Restate the records below word for word, and omit the images they hold.
-- START --
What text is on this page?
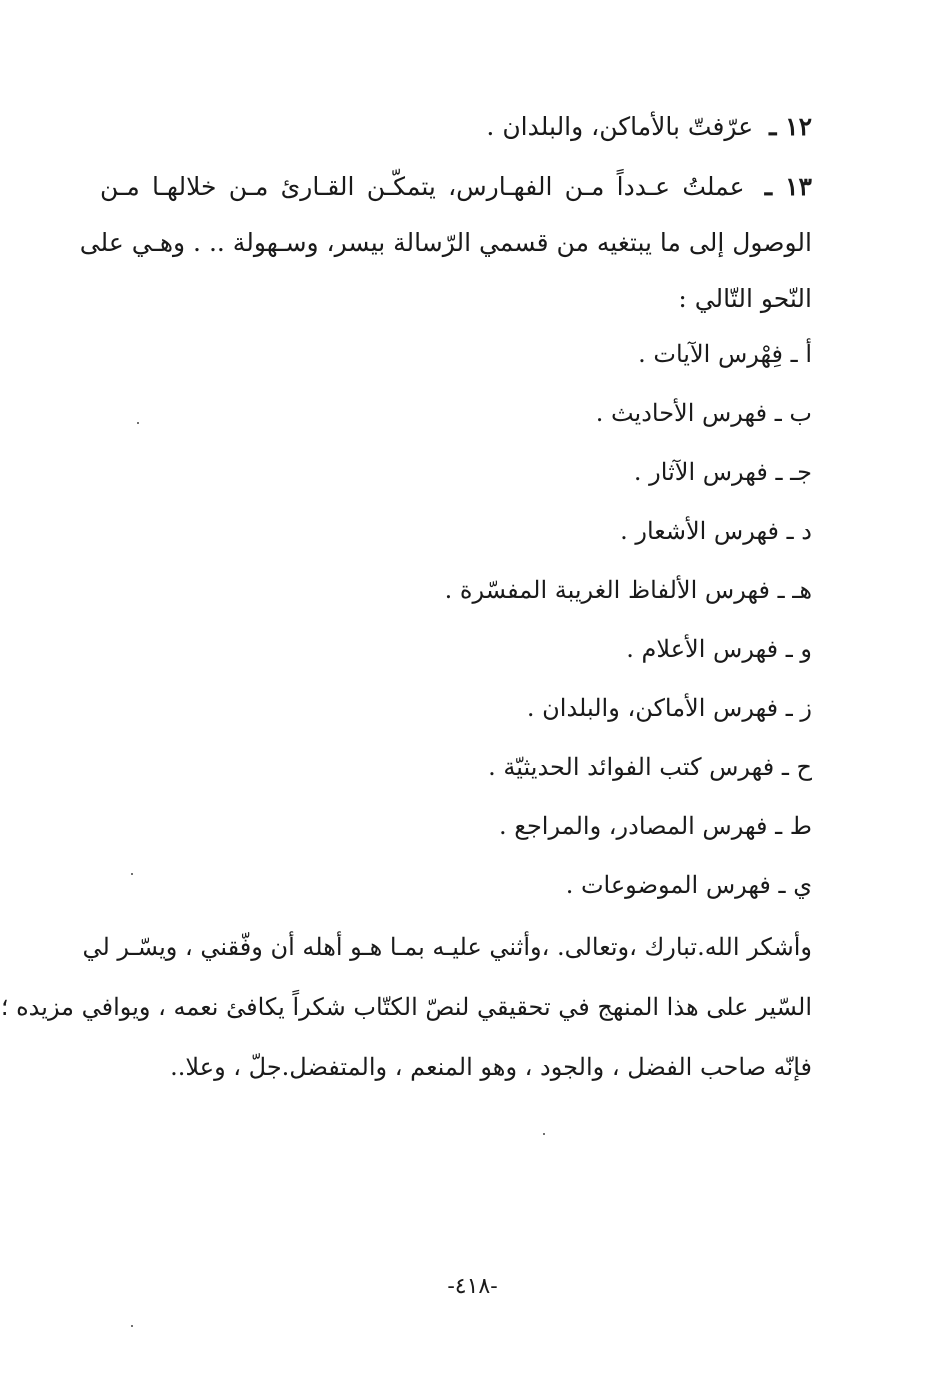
١٢ ـ عرّفتّ بالأماكن، والبلدان .
١٣ ـ عملتُ عـدداً مـن الفهـارس، يتمكّـن القـارئ مـن خلالهـا مـن
الوصول إلى ما يبتغيه من قسمي الرّسالة بيسر، وسـهولة .. . وهـي على
النّحو التّالي :
أ ـ فِهْرس الآيات .
ب ـ فهرس الأحاديث .
جـ ـ فهرس الآثار .
د ـ فهرس الأشعار .
هـ ـ فهرس الألفاظ الغريبة المفسّرة .
و ـ فهرس الأعلام .
ز ـ فهرس الأماكن، والبلدان .
ح ـ فهرس كتب الفوائد الحديثيّة .
ط ـ فهرس المصادر، والمراجع .
ي ـ فهرس الموضوعات .
وأشكر الله.تبارك ،وتعالى. ،وأثني عليـه بمـا هـو أهله أن وفّقني ، ويسّـر لي
السّير على هذا المنهج في تحقيقي لنصّ الكتّاب شكراً يكافئ نعمه ، ويوافي مزيده ؛
فإنّه صاحب الفضل ، والجود ، وهو المنعم ، والمتفضل.جلّ ، وعلا..
-٤١٨-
-- END --
**FINAL RESULT**.
What text is on this page?
١٢ ـ عرّفتّ بالأماكن، والبلدان .
١٣ ـ عملتُ عـدداً مـن الفهـارس، يتمكّـن القـارئ مـن خلالهـا مـن
الوصول إلى ما يبتغيه من قسمي الرّسالة بيسر، وسـهولة .. . وهـي على
النّحو التّالي :
أ ـ فِهْرس الآيات .
ب ـ فهرس الأحاديث .
جـ ـ فهرس الآثار .
د ـ فهرس الأشعار .
هـ ـ فهرس الألفاظ الغريبة المفسّرة .
و ـ فهرس الأعلام .
ز ـ فهرس الأماكن، والبلدان .
ح ـ فهرس كتب الفوائد الحديثيّة .
ط ـ فهرس المصادر، والمراجع .
ي ـ فهرس الموضوعات .
وأشكر الله.تبارك ،وتعالى. ،وأثني عليـه بمـا هـو أهله أن وفّقني ، ويسّـر لي
السّير على هذا المنهج في تحقيقي لنصّ الكتّاب شكراً يكافئ نعمه ، ويوافي مزيده ؛
فإنّه صاحب الفضل ، والجود ، وهو المنعم ، والمتفضل.جلّ ، وعلا..
-٤١٨-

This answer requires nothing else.